* Records supplied
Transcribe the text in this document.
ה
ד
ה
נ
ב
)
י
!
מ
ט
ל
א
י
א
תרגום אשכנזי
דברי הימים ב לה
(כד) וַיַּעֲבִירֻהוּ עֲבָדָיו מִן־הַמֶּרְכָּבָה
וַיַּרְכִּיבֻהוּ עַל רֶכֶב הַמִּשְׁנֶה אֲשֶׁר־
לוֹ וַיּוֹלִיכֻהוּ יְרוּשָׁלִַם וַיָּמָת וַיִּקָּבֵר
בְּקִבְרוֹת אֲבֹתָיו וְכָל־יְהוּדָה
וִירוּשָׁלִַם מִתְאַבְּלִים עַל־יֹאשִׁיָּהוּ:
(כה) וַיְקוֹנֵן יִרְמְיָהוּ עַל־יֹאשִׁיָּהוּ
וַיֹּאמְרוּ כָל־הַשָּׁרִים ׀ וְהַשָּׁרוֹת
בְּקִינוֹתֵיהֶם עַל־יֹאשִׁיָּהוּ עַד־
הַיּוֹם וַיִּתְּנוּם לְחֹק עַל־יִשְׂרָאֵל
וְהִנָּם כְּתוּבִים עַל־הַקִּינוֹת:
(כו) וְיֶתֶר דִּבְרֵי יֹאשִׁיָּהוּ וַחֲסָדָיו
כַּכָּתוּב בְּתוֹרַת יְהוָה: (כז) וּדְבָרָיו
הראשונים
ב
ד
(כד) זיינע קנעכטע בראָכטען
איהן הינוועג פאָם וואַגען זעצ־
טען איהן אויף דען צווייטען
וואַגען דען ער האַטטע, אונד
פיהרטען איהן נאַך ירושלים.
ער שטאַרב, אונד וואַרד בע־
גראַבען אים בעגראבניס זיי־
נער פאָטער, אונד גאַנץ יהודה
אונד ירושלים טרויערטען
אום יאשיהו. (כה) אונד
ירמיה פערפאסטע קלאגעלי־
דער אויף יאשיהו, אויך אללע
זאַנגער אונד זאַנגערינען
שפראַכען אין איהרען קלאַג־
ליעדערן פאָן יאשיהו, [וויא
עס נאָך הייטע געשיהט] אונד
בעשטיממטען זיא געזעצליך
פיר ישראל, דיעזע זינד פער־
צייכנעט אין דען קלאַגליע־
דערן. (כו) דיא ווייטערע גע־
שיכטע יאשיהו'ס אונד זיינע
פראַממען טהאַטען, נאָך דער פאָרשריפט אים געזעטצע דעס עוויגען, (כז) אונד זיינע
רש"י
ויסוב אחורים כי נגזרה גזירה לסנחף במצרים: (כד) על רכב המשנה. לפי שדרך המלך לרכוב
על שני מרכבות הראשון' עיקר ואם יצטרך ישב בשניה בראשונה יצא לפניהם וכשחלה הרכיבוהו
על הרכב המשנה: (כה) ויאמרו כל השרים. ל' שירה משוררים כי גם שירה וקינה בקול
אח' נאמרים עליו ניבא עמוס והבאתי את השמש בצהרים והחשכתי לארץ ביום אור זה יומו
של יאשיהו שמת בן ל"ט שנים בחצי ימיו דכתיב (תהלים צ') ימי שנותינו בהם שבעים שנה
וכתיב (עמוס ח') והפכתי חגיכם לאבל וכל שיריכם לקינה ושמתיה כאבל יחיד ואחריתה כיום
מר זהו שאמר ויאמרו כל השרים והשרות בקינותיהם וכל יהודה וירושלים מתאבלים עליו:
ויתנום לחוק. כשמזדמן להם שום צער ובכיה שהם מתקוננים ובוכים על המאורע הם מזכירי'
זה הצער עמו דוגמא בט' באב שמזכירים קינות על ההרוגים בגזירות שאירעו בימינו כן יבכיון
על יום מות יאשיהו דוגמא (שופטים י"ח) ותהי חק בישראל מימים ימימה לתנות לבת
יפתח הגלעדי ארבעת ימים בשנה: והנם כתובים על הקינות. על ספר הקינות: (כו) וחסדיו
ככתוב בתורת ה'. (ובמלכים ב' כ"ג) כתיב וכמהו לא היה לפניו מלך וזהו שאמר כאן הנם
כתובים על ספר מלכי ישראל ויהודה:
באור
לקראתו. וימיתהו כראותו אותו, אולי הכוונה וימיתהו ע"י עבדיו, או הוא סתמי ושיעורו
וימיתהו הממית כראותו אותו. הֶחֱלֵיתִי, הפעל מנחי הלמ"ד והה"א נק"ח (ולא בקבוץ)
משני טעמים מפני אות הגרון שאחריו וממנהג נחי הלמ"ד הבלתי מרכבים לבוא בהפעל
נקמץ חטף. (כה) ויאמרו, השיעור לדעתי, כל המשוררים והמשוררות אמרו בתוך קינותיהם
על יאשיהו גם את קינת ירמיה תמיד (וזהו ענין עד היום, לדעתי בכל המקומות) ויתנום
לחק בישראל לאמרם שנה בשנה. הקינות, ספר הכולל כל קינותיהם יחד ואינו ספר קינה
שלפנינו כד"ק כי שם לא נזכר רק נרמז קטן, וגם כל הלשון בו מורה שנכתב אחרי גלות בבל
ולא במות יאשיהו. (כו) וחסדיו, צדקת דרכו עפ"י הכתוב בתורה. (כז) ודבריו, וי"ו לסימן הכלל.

* Set task
Output all of the data above without any alteration.

* Final result
Transcribe the text in this document.
ה
ד
ה
נ
ב
)
י
!
מ
ט
ל
א
י
א
תרגום אשכנזי
דברי הימים ב לה
(כד) וַיַּעֲבִירֻהוּ עֲבָדָיו מִן־הַמֶּרְכָּבָה
וַיַּרְכִּיבֻהוּ עַל רֶכֶב הַמִּשְׁנֶה אֲשֶׁר־
לוֹ וַיּוֹלִיכֻהוּ יְרוּשָׁלִַם וַיָּמָת וַיִּקָּבֵר
בְּקִבְרוֹת אֲבֹתָיו וְכָל־יְהוּדָה
וִירוּשָׁלִַם מִתְאַבְּלִים עַל־יֹאשִׁיָּהוּ:
(כה) וַיְקוֹנֵן יִרְמְיָהוּ עַל־יֹאשִׁיָּהוּ
וַיֹּאמְרוּ כָל־הַשָּׁרִים ׀ וְהַשָּׁרוֹת
בְּקִינוֹתֵיהֶם עַל־יֹאשִׁיָּהוּ עַד־
הַיּוֹם וַיִּתְּנוּם לְחֹק עַל־יִשְׂרָאֵל
וְהִנָּם כְּתוּבִים עַל־הַקִּינוֹת:
(כו) וְיֶתֶר דִּבְרֵי יֹאשִׁיָּהוּ וַחֲסָדָיו
כַּכָּתוּב בְּתוֹרַת יְהוָה: (כז) וּדְבָרָיו
הראשונים
ב
ד
(כד) זיינע קנעכטע בראָכטען
איהן הינוועג פאָם וואַגען זעצ־
טען איהן אויף דען צווייטען
וואַגען דען ער האַטטע, אונד
פיהרטען איהן נאַך ירושלים.
ער שטאַרב, אונד וואַרד בע־
גראַבען אים בעגראבניס זיי־
נער פאָטער, אונד גאַנץ יהודה
אונד ירושלים טרויערטען
אום יאשיהו. (כה) אונד
ירמיה פערפאסטע קלאגעלי־
דער אויף יאשיהו, אויך אללע
זאַנגער אונד זאַנגערינען
שפראַכען אין איהרען קלאַג־
ליעדערן פאָן יאשיהו, [וויא
עס נאָך הייטע געשיהט] אונד
בעשטיממטען זיא געזעצליך
פיר ישראל, דיעזע זינד פער־
צייכנעט אין דען קלאַגליע־
דערן. (כו) דיא ווייטערע גע־
שיכטע יאשיהו'ס אונד זיינע
פראַממען טהאַטען, נאָך דער פאָרשריפט אים געזעטצע דעס עוויגען, (כז) אונד זיינע
רש"י
ויסוב אחורים כי נגזרה גזירה לסנחף במצרים: (כד) על רכב המשנה. לפי שדרך המלך לרכוב
על שני מרכבות הראשון' עיקר ואם יצטרך ישב בשניה בראשונה יצא לפניהם וכשחלה הרכיבוהו
על הרכב המשנה: (כה) ויאמרו כל השרים. ל' שירה משוררים כי גם שירה וקינה בקול
אח' נאמרים עליו ניבא עמוס והבאתי את השמש בצהרים והחשכתי לארץ ביום אור זה יומו
של יאשיהו שמת בן ל"ט שנים בחצי ימיו דכתיב (תהלים צ') ימי שנותינו בהם שבעים שנה
וכתיב (עמוס ח') והפכתי חגיכם לאבל וכל שיריכם לקינה ושמתיה כאבל יחיד ואחריתה כיום
מר זהו שאמר ויאמרו כל השרים והשרות בקינותיהם וכל יהודה וירושלים מתאבלים עליו:
ויתנום לחוק. כשמזדמן להם שום צער ובכיה שהם מתקוננים ובוכים על המאורע הם מזכירי'
זה הצער עמו דוגמא בט' באב שמזכירים קינות על ההרוגים בגזירות שאירעו בימינו כן יבכיון
על יום מות יאשיהו דוגמא (שופטים י"ח) ותהי חק בישראל מימים ימימה לתנות לבת
יפתח הגלעדי ארבעת ימים בשנה: והנם כתובים על הקינות. על ספר הקינות: (כו) וחסדיו
ככתוב בתורת ה'. (ובמלכים ב' כ"ג) כתיב וכמהו לא היה לפניו מלך וזהו שאמר כאן הנם
כתובים על ספר מלכי ישראל ויהודה:
באור
לקראתו. וימיתהו כראותו אותו, אולי הכוונה וימיתהו ע"י עבדיו, או הוא סתמי ושיעורו
וימיתהו הממית כראותו אותו. הֶחֱלֵיתִי, הפעל מנחי הלמ"ד והה"א נק"ח (ולא בקבוץ)
משני טעמים מפני אות הגרון שאחריו וממנהג נחי הלמ"ד הבלתי מרכבים לבוא בהפעל
נקמץ חטף. (כה) ויאמרו, השיעור לדעתי, כל המשוררים והמשוררות אמרו בתוך קינותיהם
על יאשיהו גם את קינת ירמיה תמיד (וזהו ענין עד היום, לדעתי בכל המקומות) ויתנום
לחק בישראל לאמרם שנה בשנה. הקינות, ספר הכולל כל קינותיהם יחד ואינו ספר קינה
שלפנינו כד"ק כי שם לא נזכר רק נרמז קטן, וגם כל הלשון בו מורה שנכתב אחרי גלות בבל
ולא במות יאשיהו. (כו) וחסדיו, צדקת דרכו עפ"י הכתוב בתורה. (כז) ודבריו, וי"ו לסימן הכלל.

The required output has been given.